■ TASK DESCRIPTION ■
Copy down every line where the string "الحديث" shows up.

■ EXERCISE MATERIAL ■
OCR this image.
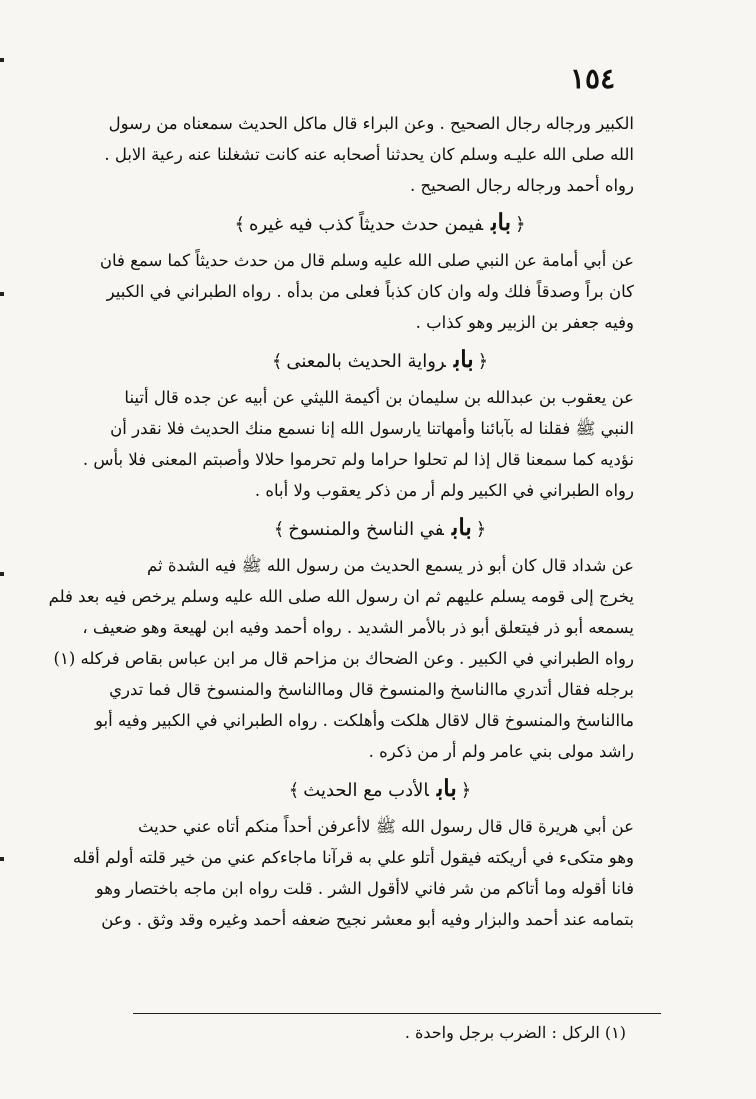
١٥٤
الكبير ورجاله رجال الصحيح . وعن البراء قال ماكل الحديث سمعناه من رسول
الله صلى الله عليـه وسلم كان يحدثنا أصحابه عنه كانت تشغلنا عنه رعية الابل .
رواه أحمد ورجاله رجال الصحيح .
﴿بابفيمن حدث حديثاً كذب فيه غيره﴾
عن أبي أمامة عن النبي صلى الله عليه وسلم قال من حدث حديثاً كما سمع فان
كان براً وصدقاً فلك وله وان كان كذباً فعلى من بدأه . رواه الطبراني في الكبير
وفيه جعفر بن الزبير وهو كذاب .
﴿بابرواية الحديث بالمعنى﴾
عن يعقوب بن عبدالله بن سليمان بن أكيمة الليثي عن أبيه عن جده قال أتينا
النبي ﷺ فقلنا له بآبائنا وأمهاتنا يارسول الله إنا نسمع منك الحديث فلا نقدر أن
نؤديه كما سمعنا قال إذا لم تحلوا حراما ولم تحرموا حلالا وأصبتم المعنى فلا بأس .
رواه الطبراني في الكبير ولم أر من ذكر يعقوب ولا أباه .
﴿بابفي الناسخ والمنسوخ﴾
عن شداد قال كان أبو ذر يسمع الحديث من رسول الله ﷺ فيه الشدة ثم
يخرج إلى قومه يسلم عليهم ثم ان رسول الله صلى الله عليه وسلم يرخص فيه بعد فلم
يسمعه أبو ذر فيتعلق أبو ذر بالأمر الشديد . رواه أحمد وفيه ابن لهيعة وهو ضعيف ،
رواه الطبراني في الكبير . وعن الضحاك بن مزاحم قال مر ابن عباس بقاص فركله (١)
برجله فقال أتدري ماالناسخ والمنسوخ قال وماالناسخ والمنسوخ قال فما تدري
ماالناسخ والمنسوخ قال لاقال هلكت وأهلكت . رواه الطبراني في الكبير وفيه أبو
راشد مولى بني عامر ولم أر من ذكره .
﴿بابالأدب مع الحديث﴾
عن أبي هريرة قال قال رسول الله ﷺ لاأعرفن أحداً منكم أتاه عني حديث
وهو متكىء في أريكته فيقول أتلو علي به قرآنا ماجاءكم عني من خير قلته أولم أقله
فانا أقوله وما أتاكم من شر فاني لاأقول الشر . قلت رواه ابن ماجه باختصار وهو
بتمامه عند أحمد والبزار وفيه أبو معشر نجيح ضعفه أحمد وغيره وقد وثق . وعن
(١) الركل : الضرب برجل واحدة .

■ RESPONSE TO THE TASK ■
الكبير ورجاله رجال الصحيح . وعن البراء قال ماكل الحديث سمعناه من رسول
﴿بابرواية الحديث بالمعنى﴾
النبي ﷺ فقلنا له بآبائنا وأمهاتنا يارسول الله إنا نسمع منك الحديث فلا نقدر أن
عن شداد قال كان أبو ذر يسمع الحديث من رسول الله ﷺ فيه الشدة ثم
﴿بابالأدب مع الحديث﴾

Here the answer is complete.